> Dataset extract:
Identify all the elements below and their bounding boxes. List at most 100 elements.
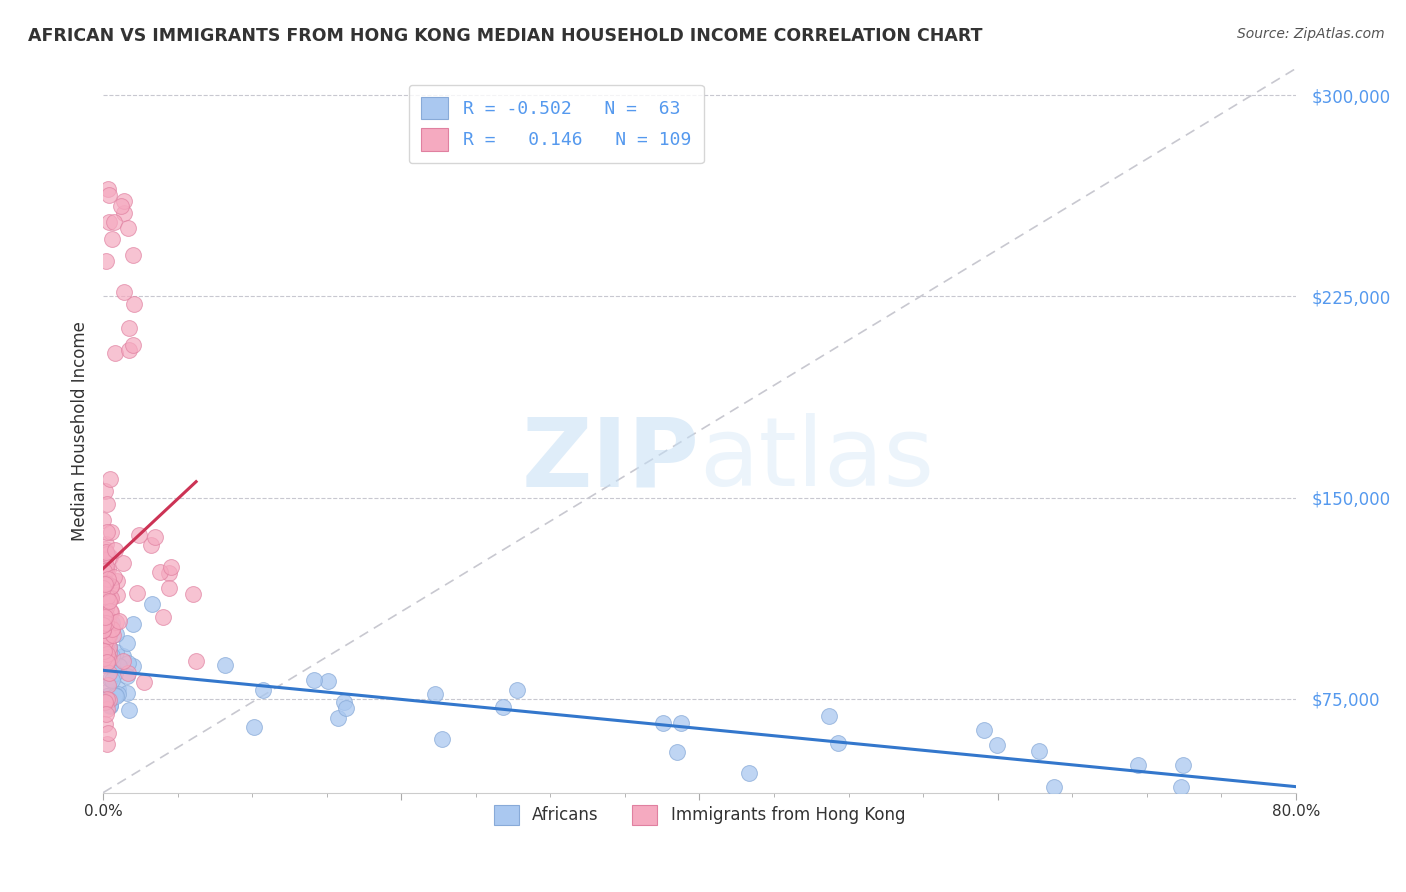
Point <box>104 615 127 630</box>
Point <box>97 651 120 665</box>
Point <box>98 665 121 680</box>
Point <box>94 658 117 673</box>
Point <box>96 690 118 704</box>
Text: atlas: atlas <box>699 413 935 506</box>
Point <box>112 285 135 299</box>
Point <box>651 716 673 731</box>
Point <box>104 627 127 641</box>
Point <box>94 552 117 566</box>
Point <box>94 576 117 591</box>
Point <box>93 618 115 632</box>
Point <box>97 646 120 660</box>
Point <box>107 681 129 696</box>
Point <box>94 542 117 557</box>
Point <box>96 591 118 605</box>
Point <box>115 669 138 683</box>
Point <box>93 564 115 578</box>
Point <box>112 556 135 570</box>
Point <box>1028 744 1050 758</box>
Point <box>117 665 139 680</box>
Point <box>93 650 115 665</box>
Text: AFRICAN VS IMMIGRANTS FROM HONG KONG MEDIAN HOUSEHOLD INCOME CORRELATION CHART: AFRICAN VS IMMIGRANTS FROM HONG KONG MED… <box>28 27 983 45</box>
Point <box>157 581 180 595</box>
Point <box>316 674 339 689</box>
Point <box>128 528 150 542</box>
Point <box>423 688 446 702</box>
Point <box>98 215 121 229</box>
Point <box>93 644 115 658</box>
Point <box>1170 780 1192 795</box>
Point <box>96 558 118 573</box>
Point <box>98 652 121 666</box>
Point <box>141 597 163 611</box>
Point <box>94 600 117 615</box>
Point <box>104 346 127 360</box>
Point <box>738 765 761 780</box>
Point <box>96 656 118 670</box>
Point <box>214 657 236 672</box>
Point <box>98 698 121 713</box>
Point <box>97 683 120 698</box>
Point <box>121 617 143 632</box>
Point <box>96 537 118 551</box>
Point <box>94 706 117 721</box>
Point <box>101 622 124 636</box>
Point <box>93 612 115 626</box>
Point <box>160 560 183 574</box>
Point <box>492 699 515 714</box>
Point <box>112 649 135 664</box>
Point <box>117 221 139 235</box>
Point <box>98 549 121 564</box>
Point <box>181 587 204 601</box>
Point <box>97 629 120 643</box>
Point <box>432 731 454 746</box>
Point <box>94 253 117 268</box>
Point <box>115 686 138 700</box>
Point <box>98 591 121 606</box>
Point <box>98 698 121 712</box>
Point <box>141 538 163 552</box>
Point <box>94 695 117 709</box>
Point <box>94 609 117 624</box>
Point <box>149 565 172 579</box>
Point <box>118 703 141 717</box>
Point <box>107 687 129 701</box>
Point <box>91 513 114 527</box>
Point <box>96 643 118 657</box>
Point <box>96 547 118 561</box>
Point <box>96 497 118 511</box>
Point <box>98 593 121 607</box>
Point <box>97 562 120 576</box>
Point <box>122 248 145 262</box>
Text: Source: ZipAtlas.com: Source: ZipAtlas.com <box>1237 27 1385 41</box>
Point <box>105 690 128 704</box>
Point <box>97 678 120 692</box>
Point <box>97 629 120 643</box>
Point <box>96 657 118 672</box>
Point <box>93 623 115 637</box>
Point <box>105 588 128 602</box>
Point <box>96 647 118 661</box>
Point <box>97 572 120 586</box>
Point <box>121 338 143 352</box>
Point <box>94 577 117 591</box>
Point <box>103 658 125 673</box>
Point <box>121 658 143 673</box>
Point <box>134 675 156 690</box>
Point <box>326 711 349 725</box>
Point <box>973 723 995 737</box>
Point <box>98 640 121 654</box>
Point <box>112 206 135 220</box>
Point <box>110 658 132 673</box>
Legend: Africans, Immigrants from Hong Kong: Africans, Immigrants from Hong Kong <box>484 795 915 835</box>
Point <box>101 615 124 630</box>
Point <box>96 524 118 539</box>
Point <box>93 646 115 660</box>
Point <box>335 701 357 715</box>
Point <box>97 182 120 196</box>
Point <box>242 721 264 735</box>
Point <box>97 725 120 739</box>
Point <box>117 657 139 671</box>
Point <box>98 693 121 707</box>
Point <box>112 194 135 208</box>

> Instructions for the task:
Copy, character for character, the lines of the records from the one containing "Point <box>104 615 127 630</box>" through the one containing "Point <box>93 618 115 632</box>", including both.

> Answer to the task:
Point <box>104 615 127 630</box>
Point <box>97 651 120 665</box>
Point <box>98 665 121 680</box>
Point <box>94 658 117 673</box>
Point <box>96 690 118 704</box>
Text: atlas: atlas <box>699 413 935 506</box>
Point <box>112 285 135 299</box>
Point <box>651 716 673 731</box>
Point <box>104 627 127 641</box>
Point <box>94 552 117 566</box>
Point <box>94 576 117 591</box>
Point <box>93 618 115 632</box>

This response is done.